>> start Listing

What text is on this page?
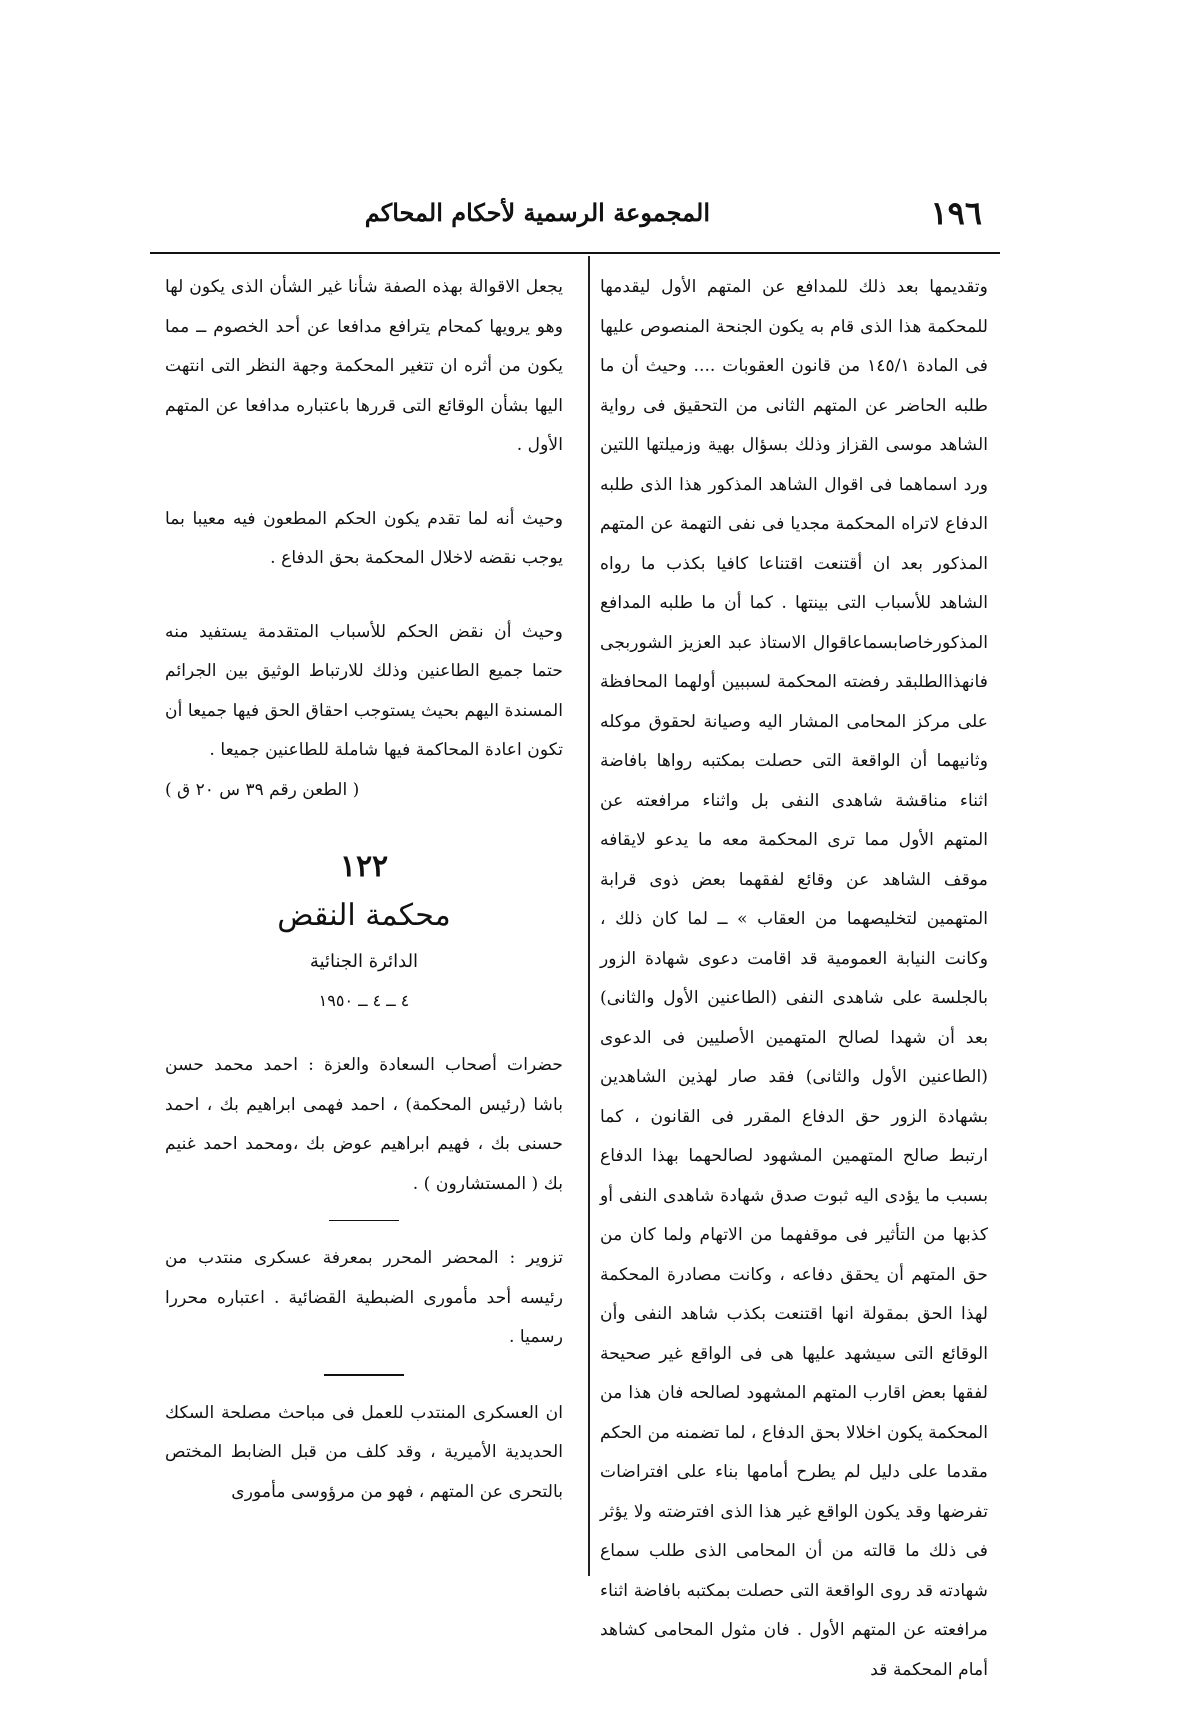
١٩٦
المجموعة الرسمية لأحكام المحاكم

وتقديمها بعد ذلك للمدافع عن المتهم الأول ليقدمها للمحكمة هذا الذى قام به يكون الجنحة المنصوص عليها فى المادة ١٤٥/١ من قانون العقوبات .... وحيث أن ما طلبه الحاضر عن المتهم الثانى من التحقيق فى رواية الشاهد موسى القزاز وذلك بسؤال بهية وزميلتها اللتين ورد اسماهما فى اقوال الشاهد المذكور هذا الذى طلبه الدفاع لاتراه المحكمة مجديا فى نفى التهمة عن المتهم المذكور بعد ان أقتنعت اقتناعا كافيا بكذب ما رواه الشاهد للأسباب التى بينتها . كما أن ما طلبه المدافع المذكورخاصابسماعاقوال الاستاذ عبد العزيز الشوربجى فانهذاالطلبقد رفضته المحكمة لسببين أولهما المحافظة على مركز المحامى المشار اليه وصيانة لحقوق موكله وثانيهما أن الواقعة التى حصلت بمكتبه رواها بافاضة اثناء مناقشة شاهدى النفى بل واثناء مرافعته عن المتهم الأول مما ترى المحكمة معه ما يدعو لايقافه موقف الشاهد عن وقائع لفقهما بعض ذوى قرابة المتهمين لتخليصهما من العقاب » ــ لما كان ذلك ، وكانت النيابة العمومية قد اقامت دعوى شهادة الزور بالجلسة على شاهدى النفى (الطاعنين الأول والثانى) بعد أن شهدا لصالح المتهمين الأصليين فى الدعوى (الطاعنين الأول والثانى) فقد صار لهذين الشاهدين بشهادة الزور حق الدفاع المقرر فى القانون ، كما ارتبط صالح المتهمين المشهود لصالحهما بهذا الدفاع بسبب ما يؤدى اليه ثبوت صدق شهادة شاهدى النفى أو كذبها من التأثير فى موقفهما من الاتهام ولما كان من حق المتهم أن يحقق دفاعه ، وكانت مصادرة المحكمة لهذا الحق بمقولة انها اقتنعت بكذب شاهد النفى وأن الوقائع التى سيشهد عليها هى فى الواقع غير صحيحة لفقها بعض اقارب المتهم المشهود لصالحه فان هذا من المحكمة يكون اخلالا بحق الدفاع ، لما تضمنه من الحكم مقدما على دليل لم يطرح أمامها بناء على افتراضات تفرضها وقد يكون الواقع غير هذا الذى افترضته ولا يؤثر فى ذلك ما قالته من أن المحامى الذى طلب سماع شهادته قد روى الواقعة التى حصلت بمكتبه بافاضة اثناء مرافعته عن المتهم الأول . فان مثول المحامى كشاهد أمام المحكمة قد

يجعل الاقوالة بهذه الصفة شأنا غير الشأن الذى يكون لها وهو يرويها كمحام يترافع مدافعا عن أحد الخصوم ــ مما يكون من أثره ان تتغير المحكمة وجهة النظر التى انتهت اليها بشأن الوقائع التى قررها باعتباره مدافعا عن المتهم الأول .

وحيث أنه لما تقدم يكون الحكم المطعون فيه معيبا بما يوجب نقضه لاخلال المحكمة بحق الدفاع .

وحيث أن نقض الحكم للأسباب المتقدمة يستفيد منه حتما جميع الطاعنين وذلك للارتباط الوثيق بين الجرائم المسندة اليهم بحيث يستوجب احقاق الحق فيها جميعا أن تكون اعادة المحاكمة فيها شاملة للطاعنين جميعا .

( الطعن رقم ٣٩ س ٢٠ ق )

١٢٢
محكمة النقض
الدائرة الجنائية
٤ ــ ٤ ــ ١٩٥٠

حضرات أصحاب السعادة والعزة : احمد محمد حسن باشا (رئيس المحكمة) ، احمد فهمى ابراهيم بك ، احمد حسنى بك ، فهيم ابراهيم عوض بك ،ومحمد احمد غنيم بك ( المستشارون ) .

تزوير : المحضر المحرر بمعرفة عسكرى منتدب من رئيسه أحد مأمورى الضبطية القضائية . اعتباره محررا رسميا .

ان العسكرى المنتدب للعمل فى مباحث مصلحة السكك الحديدية الأميرية ، وقد كلف من قبل الضابط المختص بالتحرى عن المتهم ، فهو من مرؤوسى مأمورى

>> end Listing

Work to do: Filter the listing above by the word "مأمورى"; copy each line that passes.

Answer to the task:
تزوير : المحضر المحرر بمعرفة عسكرى منتدب من رئيسه أحد مأمورى الضبطية القضائية . اعتباره محررا رسميا .
ان العسكرى المنتدب للعمل فى مباحث مصلحة السكك الحديدية الأميرية ، وقد كلف من قبل الضابط المختص بالتحرى عن المتهم ، فهو من مرؤوسى مأمورى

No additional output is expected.